[start]

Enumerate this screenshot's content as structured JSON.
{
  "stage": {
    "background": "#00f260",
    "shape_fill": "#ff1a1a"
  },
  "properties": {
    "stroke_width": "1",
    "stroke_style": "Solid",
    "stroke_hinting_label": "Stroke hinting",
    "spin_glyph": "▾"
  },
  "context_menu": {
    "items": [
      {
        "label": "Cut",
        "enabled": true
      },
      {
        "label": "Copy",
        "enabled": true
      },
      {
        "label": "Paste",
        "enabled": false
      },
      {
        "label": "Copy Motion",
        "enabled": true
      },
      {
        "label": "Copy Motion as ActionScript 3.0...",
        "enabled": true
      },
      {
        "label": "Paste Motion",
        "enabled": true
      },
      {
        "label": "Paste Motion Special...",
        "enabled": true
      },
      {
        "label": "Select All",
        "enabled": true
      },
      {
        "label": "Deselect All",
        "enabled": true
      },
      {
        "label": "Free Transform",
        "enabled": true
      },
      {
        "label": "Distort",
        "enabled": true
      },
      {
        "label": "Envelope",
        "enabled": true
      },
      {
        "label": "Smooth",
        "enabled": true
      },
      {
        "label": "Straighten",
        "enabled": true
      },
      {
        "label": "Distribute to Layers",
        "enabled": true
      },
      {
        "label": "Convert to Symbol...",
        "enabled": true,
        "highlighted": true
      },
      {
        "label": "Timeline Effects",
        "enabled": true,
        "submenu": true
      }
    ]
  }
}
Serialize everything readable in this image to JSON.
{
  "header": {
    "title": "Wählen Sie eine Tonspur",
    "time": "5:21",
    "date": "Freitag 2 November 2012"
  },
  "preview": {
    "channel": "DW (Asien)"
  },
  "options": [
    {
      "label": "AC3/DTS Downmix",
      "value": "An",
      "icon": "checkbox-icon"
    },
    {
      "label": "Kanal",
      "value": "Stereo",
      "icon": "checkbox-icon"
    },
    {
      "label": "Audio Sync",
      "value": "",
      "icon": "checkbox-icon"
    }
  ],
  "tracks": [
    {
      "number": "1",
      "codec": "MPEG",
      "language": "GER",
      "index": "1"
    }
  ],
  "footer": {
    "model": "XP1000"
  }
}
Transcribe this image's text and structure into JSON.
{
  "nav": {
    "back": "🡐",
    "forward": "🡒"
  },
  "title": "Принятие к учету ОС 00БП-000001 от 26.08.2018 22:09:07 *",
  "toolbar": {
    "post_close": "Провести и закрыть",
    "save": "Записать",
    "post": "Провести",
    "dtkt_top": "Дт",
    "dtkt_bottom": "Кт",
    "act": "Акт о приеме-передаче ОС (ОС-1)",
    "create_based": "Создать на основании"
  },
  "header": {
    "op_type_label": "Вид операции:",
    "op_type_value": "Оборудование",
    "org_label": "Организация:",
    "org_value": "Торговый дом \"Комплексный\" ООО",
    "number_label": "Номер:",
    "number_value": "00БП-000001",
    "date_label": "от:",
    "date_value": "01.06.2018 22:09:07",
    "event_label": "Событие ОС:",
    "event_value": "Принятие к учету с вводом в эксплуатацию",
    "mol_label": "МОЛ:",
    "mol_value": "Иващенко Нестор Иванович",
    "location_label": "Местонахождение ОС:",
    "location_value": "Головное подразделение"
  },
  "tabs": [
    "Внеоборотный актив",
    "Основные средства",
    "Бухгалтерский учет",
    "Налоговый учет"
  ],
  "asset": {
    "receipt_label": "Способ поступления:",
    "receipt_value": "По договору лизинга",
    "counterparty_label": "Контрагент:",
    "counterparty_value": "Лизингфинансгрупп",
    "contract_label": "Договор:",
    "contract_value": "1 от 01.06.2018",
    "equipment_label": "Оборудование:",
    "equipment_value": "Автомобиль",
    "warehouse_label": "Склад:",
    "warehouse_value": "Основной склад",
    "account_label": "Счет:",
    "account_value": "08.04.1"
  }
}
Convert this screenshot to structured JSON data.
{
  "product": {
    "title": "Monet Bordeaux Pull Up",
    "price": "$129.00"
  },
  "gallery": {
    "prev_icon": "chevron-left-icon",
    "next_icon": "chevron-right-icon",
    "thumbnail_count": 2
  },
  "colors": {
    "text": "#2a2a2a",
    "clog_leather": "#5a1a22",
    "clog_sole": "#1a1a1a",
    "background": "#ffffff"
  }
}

[end]

**EXERCISE PROMPT**
Transcribe every line of the data, exactly as it stands.

**THE RESPONSE**
Enumerate this screenshot's content as structured JSON.
{
  "stage": {
    "background": "#00f260",
    "shape_fill": "#ff1a1a"
  },
  "properties": {
    "stroke_width": "1",
    "stroke_style": "Solid",
    "stroke_hinting_label": "Stroke hinting",
    "spin_glyph": "▾"
  },
  "context_menu": {
    "items": [
      {
        "label": "Cut",
        "enabled": true
      },
      {
        "label": "Copy",
        "enabled": true
      },
      {
        "label": "Paste",
        "enabled": false
      },
      {
        "label": "Copy Motion",
        "enabled": true
      },
      {
        "label": "Copy Motion as ActionScript 3.0...",
        "enabled": true
      },
      {
        "label": "Paste Motion",
        "enabled": true
      },
      {
        "label": "Paste Motion Special...",
        "enabled": true
      },
      {
        "label": "Select All",
        "enabled": true
      },
      {
        "label": "Deselect All",
        "enabled": true
      },
      {
        "label": "Free Transform",
        "enabled": true
      },
      {
        "label": "Distort",
        "enabled": true
      },
      {
        "label": "Envelope",
        "enabled": true
      },
      {
        "label": "Smooth",
        "enabled": true
      },
      {
        "label": "Straighten",
        "enabled": true
      },
      {
        "label": "Distribute to Layers",
        "enabled": true
      },
      {
        "label": "Convert to Symbol...",
        "enabled": true,
        "highlighted": true
      },
      {
        "label": "Timeline Effects",
        "enabled": true,
        "submenu": true
      }
    ]
  }
}
Serialize everything readable in this image to JSON.
{
  "header": {
    "title": "Wählen Sie eine Tonspur",
    "time": "5:21",
    "date": "Freitag 2 November 2012"
  },
  "preview": {
    "channel": "DW (Asien)"
  },
  "options": [
    {
      "label": "AC3/DTS Downmix",
      "value": "An",
      "icon": "checkbox-icon"
    },
    {
      "label": "Kanal",
      "value": "Stereo",
      "icon": "checkbox-icon"
    },
    {
      "label": "Audio Sync",
      "value": "",
      "icon": "checkbox-icon"
    }
  ],
  "tracks": [
    {
      "number": "1",
      "codec": "MPEG",
      "language": "GER",
      "index": "1"
    }
  ],
  "footer": {
    "model": "XP1000"
  }
}
Transcribe this image's text and structure into JSON.
{
  "nav": {
    "back": "🡐",
    "forward": "🡒"
  },
  "title": "Принятие к учету ОС 00БП-000001 от 26.08.2018 22:09:07 *",
  "toolbar": {
    "post_close": "Провести и закрыть",
    "save": "Записать",
    "post": "Провести",
    "dtkt_top": "Дт",
    "dtkt_bottom": "Кт",
    "act": "Акт о приеме-передаче ОС (ОС-1)",
    "create_based": "Создать на основании"
  },
  "header": {
    "op_type_label": "Вид операции:",
    "op_type_value": "Оборудование",
    "org_label": "Организация:",
    "org_value": "Торговый дом \"Комплексный\" ООО",
    "number_label": "Номер:",
    "number_value": "00БП-000001",
    "date_label": "от:",
    "date_value": "01.06.2018 22:09:07",
    "event_label": "Событие ОС:",
    "event_value": "Принятие к учету с вводом в эксплуатацию",
    "mol_label": "МОЛ:",
    "mol_value": "Иващенко Нестор Иванович",
    "location_label": "Местонахождение ОС:",
    "location_value": "Головное подразделение"
  },
  "tabs": [
    "Внеоборотный актив",
    "Основные средства",
    "Бухгалтерский учет",
    "Налоговый учет"
  ],
  "asset": {
    "receipt_label": "Способ поступления:",
    "receipt_value": "По договору лизинга",
    "counterparty_label": "Контрагент:",
    "counterparty_value": "Лизингфинансгрупп",
    "contract_label": "Договор:",
    "contract_value": "1 от 01.06.2018",
    "equipment_label": "Оборудование:",
    "equipment_value": "Автомобиль",
    "warehouse_label": "Склад:",
    "warehouse_value": "Основной склад",
    "account_label": "Счет:",
    "account_value": "08.04.1"
  }
}
Convert this screenshot to structured JSON data.
{
  "product": {
    "title": "Monet Bordeaux Pull Up",
    "price": "$129.00"
  },
  "gallery": {
    "prev_icon": "chevron-left-icon",
    "next_icon": "chevron-right-icon",
    "thumbnail_count": 2
  },
  "colors": {
    "text": "#2a2a2a",
    "clog_leather": "#5a1a22",
    "clog_sole": "#1a1a1a",
    "background": "#ffffff"
  }
}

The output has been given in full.